EXERCISE REQUIREMENTS> Retype every line of the material below word for word, leaving out the pictures.

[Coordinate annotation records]
** BEGIN **
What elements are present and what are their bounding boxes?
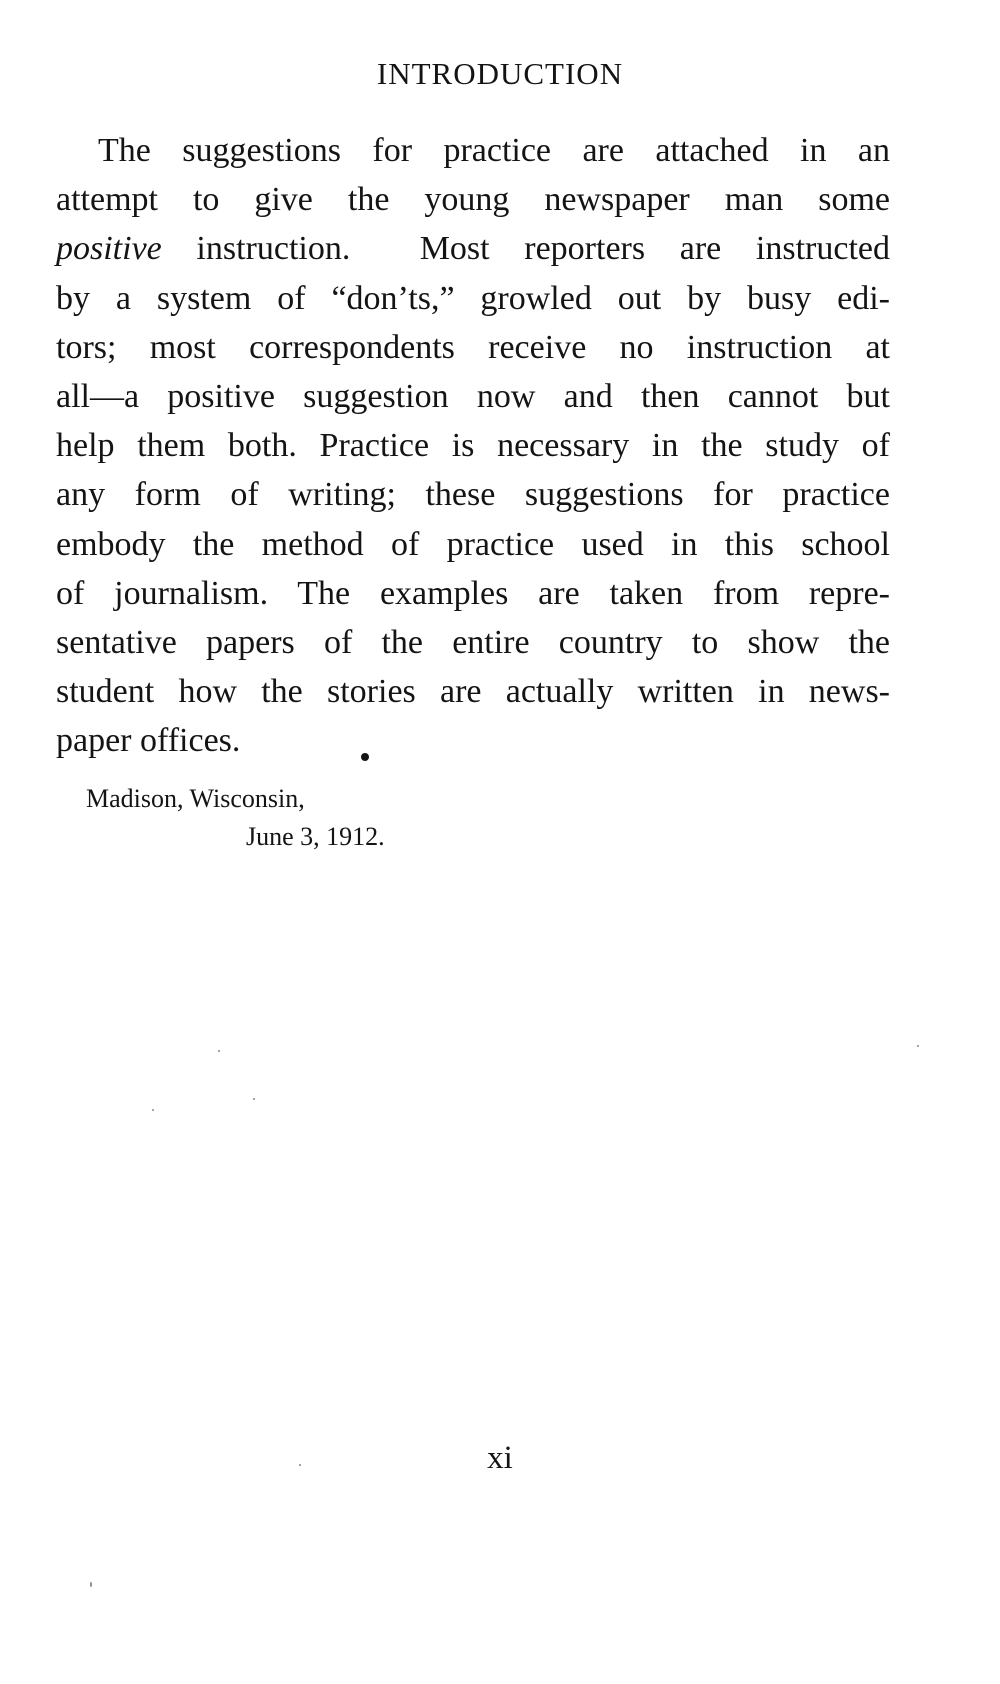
introduction-paragraph (56, 126, 890, 765)
paragraph-line (56, 224, 890, 273)
paragraph-line: attempt to give the young newspaper man some (56, 181, 890, 219)
paper-speck (299, 1464, 301, 1466)
paragraph-line: any form of writing; these suggestions for practice (56, 476, 890, 514)
paragraph-line: tors; most correspondents receive no instruction at (56, 328, 890, 366)
paragraph-line-rest: instruction. Most reporters are instructed (161, 230, 890, 268)
emphasized-word: positive (56, 230, 162, 268)
page-number: xi (487, 1440, 513, 1476)
paper-speck (152, 1109, 154, 1111)
paragraph-line: The suggestions for practice are attached in an (98, 132, 890, 169)
paragraph-line: sentative papers of the entire country to show the (56, 623, 890, 661)
paragraph-line: student how the stories are actually written in news- (56, 673, 890, 711)
paragraph-line: all—a positive suggestion now and then cannot but (56, 377, 890, 415)
running-head: INTRODUCTION (376, 56, 624, 91)
ink-dot-mark (361, 753, 369, 761)
dateline-date: June 3, 1912. (246, 822, 385, 851)
paper-speck (218, 1050, 220, 1052)
paragraph-line: embody the method of practice used in this school (56, 525, 890, 563)
paragraph-line: help them both. Practice is necessary in the study of (56, 427, 890, 465)
paragraph-line: of journalism. The examples are taken from repre- (56, 574, 890, 612)
dateline (86, 780, 385, 856)
dateline-place: Madison, Wisconsin, (86, 784, 305, 813)
paragraph-line: paper offices. (56, 722, 241, 760)
paragraph-line: by a system of “don’ts,” growled out by busy edi- (56, 279, 890, 317)
paper-speck (90, 1582, 92, 1587)
paper-speck (917, 1045, 919, 1047)
paper-speck (253, 1098, 255, 1100)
** END **
IN RESPONSE>
What elements are present and what are their bounding boxes?
introduction-paragraph (56, 126, 890, 765)
paragraph-line (56, 224, 890, 273)
paragraph-line: attempt to give the young newspaper man some (56, 181, 890, 219)
paper-speck (299, 1464, 301, 1466)
paragraph-line: any form of writing; these suggestions for practice (56, 476, 890, 514)
paragraph-line: tors; most correspondents receive no instruction at (56, 328, 890, 366)
paragraph-line-rest: instruction. Most reporters are instructed (161, 230, 890, 268)
emphasized-word: positive (56, 230, 162, 268)
page-number: xi (487, 1440, 513, 1476)
paper-speck (152, 1109, 154, 1111)
paragraph-line: The suggestions for practice are attached in an (98, 132, 890, 169)
paragraph-line: sentative papers of the entire country to show the (56, 623, 890, 661)
paragraph-line: student how the stories are actually written in news- (56, 673, 890, 711)
paragraph-line: all—a positive suggestion now and then cannot but (56, 377, 890, 415)
running-head: INTRODUCTION (376, 56, 624, 91)
ink-dot-mark (361, 753, 369, 761)
dateline-date: June 3, 1912. (246, 822, 385, 851)
paper-speck (218, 1050, 220, 1052)
paragraph-line: embody the method of practice used in this school (56, 525, 890, 563)
paragraph-line: help them both. Practice is necessary in the study of (56, 427, 890, 465)
paragraph-line: of journalism. The examples are taken from repre- (56, 574, 890, 612)
dateline (86, 780, 385, 856)
dateline-place: Madison, Wisconsin, (86, 784, 305, 813)
paragraph-line: paper offices. (56, 722, 241, 760)
paragraph-line: by a system of “don’ts,” growled out by busy edi- (56, 279, 890, 317)
paper-speck (90, 1582, 92, 1587)
paper-speck (917, 1045, 919, 1047)
paper-speck (253, 1098, 255, 1100)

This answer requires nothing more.